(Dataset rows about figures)
+++
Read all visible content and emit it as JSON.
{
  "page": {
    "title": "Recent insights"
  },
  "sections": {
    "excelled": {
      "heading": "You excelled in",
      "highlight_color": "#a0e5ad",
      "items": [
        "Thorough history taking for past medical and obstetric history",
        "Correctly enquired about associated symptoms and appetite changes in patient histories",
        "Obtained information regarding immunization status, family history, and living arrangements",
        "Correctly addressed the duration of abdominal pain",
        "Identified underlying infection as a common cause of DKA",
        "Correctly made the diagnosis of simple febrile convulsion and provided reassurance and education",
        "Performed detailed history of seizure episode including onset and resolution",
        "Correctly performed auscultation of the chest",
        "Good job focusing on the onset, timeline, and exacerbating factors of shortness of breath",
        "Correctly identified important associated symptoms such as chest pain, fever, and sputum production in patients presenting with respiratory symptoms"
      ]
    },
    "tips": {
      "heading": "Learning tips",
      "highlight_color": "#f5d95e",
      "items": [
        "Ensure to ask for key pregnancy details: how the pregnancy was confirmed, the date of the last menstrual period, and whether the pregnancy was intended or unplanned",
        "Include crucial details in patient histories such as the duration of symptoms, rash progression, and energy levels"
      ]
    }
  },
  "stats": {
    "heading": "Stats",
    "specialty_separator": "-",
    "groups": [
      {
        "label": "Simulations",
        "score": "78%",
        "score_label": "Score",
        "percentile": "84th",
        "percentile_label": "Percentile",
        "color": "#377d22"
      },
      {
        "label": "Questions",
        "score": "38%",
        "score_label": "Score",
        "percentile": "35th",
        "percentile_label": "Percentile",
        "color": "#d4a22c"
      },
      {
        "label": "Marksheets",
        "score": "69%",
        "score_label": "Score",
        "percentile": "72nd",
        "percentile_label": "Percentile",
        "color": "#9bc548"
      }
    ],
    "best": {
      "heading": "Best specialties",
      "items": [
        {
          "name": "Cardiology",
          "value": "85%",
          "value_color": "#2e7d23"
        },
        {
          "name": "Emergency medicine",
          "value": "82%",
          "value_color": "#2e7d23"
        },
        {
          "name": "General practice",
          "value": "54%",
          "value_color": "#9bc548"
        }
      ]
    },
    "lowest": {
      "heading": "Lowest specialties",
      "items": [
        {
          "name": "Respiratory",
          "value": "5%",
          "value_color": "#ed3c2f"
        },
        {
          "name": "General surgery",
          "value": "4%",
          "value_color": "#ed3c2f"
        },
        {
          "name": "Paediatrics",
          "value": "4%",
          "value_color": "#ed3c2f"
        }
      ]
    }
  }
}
+++
#### The task:
Return, from the data above, each line in which the string "such" appears.

#### Output of the exercise:
        "Correctly identified important associated symptoms such as chest pain, fever, and sputum production in patients presenting with respiratory symptoms"
        "Include crucial details in patient histories such as the duration of symptoms, rash progression, and energy levels"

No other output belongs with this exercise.